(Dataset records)
---

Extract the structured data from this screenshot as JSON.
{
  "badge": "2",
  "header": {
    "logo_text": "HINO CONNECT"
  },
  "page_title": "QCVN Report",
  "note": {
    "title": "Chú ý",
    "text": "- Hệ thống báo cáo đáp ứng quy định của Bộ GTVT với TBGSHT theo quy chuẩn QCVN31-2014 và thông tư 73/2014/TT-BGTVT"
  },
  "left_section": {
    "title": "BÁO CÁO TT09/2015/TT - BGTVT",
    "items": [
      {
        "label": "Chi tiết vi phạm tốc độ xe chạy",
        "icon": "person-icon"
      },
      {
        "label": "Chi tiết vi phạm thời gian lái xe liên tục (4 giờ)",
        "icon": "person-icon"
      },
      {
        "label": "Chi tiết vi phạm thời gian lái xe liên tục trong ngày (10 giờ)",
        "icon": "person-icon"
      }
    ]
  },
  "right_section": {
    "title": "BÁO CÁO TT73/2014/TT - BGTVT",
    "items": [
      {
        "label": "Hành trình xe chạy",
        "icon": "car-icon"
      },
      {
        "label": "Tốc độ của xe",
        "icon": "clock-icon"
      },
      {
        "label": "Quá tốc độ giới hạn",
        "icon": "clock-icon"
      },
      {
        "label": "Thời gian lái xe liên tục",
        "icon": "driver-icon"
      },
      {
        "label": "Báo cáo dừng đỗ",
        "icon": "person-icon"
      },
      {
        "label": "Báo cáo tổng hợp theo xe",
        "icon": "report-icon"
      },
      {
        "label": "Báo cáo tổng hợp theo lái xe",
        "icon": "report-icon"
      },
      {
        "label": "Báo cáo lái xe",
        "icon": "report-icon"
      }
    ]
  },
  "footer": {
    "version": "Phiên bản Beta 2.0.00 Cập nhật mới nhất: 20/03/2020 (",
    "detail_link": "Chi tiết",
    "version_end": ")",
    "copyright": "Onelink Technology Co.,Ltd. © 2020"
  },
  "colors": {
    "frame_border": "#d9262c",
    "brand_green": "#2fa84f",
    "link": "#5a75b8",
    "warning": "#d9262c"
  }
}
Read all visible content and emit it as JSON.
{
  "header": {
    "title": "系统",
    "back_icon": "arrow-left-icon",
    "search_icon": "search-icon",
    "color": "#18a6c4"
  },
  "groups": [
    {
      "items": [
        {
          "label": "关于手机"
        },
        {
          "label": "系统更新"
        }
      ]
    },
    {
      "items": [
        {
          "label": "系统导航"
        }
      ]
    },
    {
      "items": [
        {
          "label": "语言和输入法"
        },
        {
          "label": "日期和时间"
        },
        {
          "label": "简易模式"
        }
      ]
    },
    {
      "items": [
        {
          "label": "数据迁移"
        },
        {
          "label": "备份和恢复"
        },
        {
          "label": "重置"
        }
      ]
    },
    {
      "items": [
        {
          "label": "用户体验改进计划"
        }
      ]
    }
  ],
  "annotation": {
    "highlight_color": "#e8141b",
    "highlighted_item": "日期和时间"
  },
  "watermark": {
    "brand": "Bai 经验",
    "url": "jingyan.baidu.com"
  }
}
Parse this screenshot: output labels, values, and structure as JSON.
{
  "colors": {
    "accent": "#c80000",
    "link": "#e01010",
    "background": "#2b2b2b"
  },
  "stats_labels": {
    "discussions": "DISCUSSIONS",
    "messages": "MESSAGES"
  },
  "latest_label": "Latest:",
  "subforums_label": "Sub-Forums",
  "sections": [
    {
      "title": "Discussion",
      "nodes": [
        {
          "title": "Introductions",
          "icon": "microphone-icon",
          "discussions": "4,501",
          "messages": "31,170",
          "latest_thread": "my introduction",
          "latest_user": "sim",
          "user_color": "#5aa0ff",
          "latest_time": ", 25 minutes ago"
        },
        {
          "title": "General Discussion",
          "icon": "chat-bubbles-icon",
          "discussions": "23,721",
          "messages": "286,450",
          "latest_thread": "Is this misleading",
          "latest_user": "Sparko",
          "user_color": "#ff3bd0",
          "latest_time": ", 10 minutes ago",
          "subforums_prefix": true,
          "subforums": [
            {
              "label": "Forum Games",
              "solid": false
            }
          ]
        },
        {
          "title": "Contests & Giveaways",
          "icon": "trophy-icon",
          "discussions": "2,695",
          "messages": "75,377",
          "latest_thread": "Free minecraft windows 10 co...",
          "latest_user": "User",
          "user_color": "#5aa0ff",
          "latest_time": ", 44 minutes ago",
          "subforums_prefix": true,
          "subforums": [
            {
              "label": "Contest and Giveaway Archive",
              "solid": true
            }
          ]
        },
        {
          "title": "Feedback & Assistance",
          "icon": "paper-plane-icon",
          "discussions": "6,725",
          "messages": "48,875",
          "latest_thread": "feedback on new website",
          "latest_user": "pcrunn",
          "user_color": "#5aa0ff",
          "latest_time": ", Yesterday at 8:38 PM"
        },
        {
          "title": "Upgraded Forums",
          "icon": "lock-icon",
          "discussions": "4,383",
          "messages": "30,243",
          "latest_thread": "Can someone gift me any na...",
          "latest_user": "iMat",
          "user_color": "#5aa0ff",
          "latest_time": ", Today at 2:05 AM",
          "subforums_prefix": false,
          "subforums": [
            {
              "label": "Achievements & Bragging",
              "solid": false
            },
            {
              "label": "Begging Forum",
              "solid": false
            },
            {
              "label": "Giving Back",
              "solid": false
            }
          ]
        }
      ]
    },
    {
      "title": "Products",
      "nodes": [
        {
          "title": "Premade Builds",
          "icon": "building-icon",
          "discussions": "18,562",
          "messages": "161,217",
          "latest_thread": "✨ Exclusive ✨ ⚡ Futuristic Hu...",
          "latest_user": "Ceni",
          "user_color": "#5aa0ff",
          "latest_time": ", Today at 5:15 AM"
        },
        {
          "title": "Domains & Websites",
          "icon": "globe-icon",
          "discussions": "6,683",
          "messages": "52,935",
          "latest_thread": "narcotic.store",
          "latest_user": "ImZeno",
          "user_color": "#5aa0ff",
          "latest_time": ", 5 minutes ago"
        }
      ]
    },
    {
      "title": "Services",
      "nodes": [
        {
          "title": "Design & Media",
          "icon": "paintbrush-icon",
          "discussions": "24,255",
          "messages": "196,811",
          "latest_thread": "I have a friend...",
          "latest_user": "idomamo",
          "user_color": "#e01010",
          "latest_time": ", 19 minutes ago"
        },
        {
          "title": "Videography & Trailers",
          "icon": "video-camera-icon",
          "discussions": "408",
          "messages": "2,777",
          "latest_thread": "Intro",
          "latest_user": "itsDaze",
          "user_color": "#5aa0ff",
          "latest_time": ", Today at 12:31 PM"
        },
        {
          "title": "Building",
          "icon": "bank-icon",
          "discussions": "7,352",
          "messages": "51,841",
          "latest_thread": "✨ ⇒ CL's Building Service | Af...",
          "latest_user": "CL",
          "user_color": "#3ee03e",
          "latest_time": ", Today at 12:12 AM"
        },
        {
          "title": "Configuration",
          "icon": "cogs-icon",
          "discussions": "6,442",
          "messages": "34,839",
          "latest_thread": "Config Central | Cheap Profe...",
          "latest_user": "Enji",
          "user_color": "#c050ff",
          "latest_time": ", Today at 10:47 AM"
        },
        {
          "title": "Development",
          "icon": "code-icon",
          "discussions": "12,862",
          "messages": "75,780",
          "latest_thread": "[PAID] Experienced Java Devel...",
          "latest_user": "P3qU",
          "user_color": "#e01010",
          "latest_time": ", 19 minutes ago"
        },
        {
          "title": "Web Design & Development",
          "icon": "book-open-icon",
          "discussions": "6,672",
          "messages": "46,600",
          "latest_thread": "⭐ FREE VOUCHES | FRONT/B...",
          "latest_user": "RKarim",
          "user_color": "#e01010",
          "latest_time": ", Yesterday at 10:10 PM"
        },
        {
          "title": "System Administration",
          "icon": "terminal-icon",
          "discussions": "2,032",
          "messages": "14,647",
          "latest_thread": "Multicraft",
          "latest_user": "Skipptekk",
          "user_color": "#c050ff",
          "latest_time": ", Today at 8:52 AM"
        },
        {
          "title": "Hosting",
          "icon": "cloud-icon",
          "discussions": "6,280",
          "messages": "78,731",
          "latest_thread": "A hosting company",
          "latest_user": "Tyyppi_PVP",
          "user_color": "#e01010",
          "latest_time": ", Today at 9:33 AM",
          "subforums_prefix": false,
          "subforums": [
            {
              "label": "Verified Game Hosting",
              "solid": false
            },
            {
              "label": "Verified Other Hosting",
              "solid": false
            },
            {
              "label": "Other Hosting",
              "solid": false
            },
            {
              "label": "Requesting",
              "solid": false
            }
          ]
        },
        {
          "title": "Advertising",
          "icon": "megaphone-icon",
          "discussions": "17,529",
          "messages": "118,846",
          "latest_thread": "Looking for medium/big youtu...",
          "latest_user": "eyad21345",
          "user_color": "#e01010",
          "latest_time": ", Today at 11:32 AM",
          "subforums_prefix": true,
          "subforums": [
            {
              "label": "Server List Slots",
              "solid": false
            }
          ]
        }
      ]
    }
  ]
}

---

→ WORK TO DO:
Indicate how many lines of the material include the word "BGTVT"; the number alone is required.

→ OUTPUT FOR THIS TASK:
3